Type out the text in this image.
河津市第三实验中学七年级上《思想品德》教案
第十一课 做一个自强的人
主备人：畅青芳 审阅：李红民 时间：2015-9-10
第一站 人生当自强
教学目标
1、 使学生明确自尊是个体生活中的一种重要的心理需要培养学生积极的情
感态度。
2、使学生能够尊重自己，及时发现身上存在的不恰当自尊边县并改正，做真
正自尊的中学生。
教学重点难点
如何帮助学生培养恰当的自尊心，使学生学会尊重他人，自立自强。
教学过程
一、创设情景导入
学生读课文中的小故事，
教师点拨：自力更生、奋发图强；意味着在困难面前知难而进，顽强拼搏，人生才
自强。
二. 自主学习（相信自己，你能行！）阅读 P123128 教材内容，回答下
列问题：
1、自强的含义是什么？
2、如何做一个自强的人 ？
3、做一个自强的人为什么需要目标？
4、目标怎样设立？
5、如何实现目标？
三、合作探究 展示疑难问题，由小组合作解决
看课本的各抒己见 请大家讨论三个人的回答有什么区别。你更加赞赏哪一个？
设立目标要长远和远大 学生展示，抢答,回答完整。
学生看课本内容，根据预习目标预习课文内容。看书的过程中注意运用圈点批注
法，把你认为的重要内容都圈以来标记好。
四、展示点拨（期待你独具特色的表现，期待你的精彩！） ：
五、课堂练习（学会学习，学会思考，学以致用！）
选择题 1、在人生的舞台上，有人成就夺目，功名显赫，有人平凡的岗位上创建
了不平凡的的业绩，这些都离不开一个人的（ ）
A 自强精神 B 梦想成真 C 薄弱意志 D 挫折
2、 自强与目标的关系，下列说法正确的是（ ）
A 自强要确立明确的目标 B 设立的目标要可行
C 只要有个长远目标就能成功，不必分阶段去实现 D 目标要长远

> [THE TASK]: Transcribe the whole listing with nothing added or left out.

> [COMPLETE OUTPUT]:
Type out the text in this image.
河津市第三实验中学七年级上《思想品德》教案
第十一课 做一个自强的人
主备人：畅青芳 审阅：李红民 时间：2015-9-10
第一站 人生当自强
教学目标
1、 使学生明确自尊是个体生活中的一种重要的心理需要培养学生积极的情
感态度。
2、使学生能够尊重自己，及时发现身上存在的不恰当自尊边县并改正，做真
正自尊的中学生。
教学重点难点
如何帮助学生培养恰当的自尊心，使学生学会尊重他人，自立自强。
教学过程
一、创设情景导入
学生读课文中的小故事，
教师点拨：自力更生、奋发图强；意味着在困难面前知难而进，顽强拼搏，人生才
自强。
二. 自主学习（相信自己，你能行！）阅读 P123128 教材内容，回答下
列问题：
1、自强的含义是什么？
2、如何做一个自强的人 ？
3、做一个自强的人为什么需要目标？
4、目标怎样设立？
5、如何实现目标？
三、合作探究 展示疑难问题，由小组合作解决
看课本的各抒己见 请大家讨论三个人的回答有什么区别。你更加赞赏哪一个？
设立目标要长远和远大 学生展示，抢答,回答完整。
学生看课本内容，根据预习目标预习课文内容。看书的过程中注意运用圈点批注
法，把你认为的重要内容都圈以来标记好。
四、展示点拨（期待你独具特色的表现，期待你的精彩！） ：
五、课堂练习（学会学习，学会思考，学以致用！）
选择题 1、在人生的舞台上，有人成就夺目，功名显赫，有人平凡的岗位上创建
了不平凡的的业绩，这些都离不开一个人的（ ）
A 自强精神 B 梦想成真 C 薄弱意志 D 挫折
2、 自强与目标的关系，下列说法正确的是（ ）
A 自强要确立明确的目标 B 设立的目标要可行
C 只要有个长远目标就能成功，不必分阶段去实现 D 目标要长远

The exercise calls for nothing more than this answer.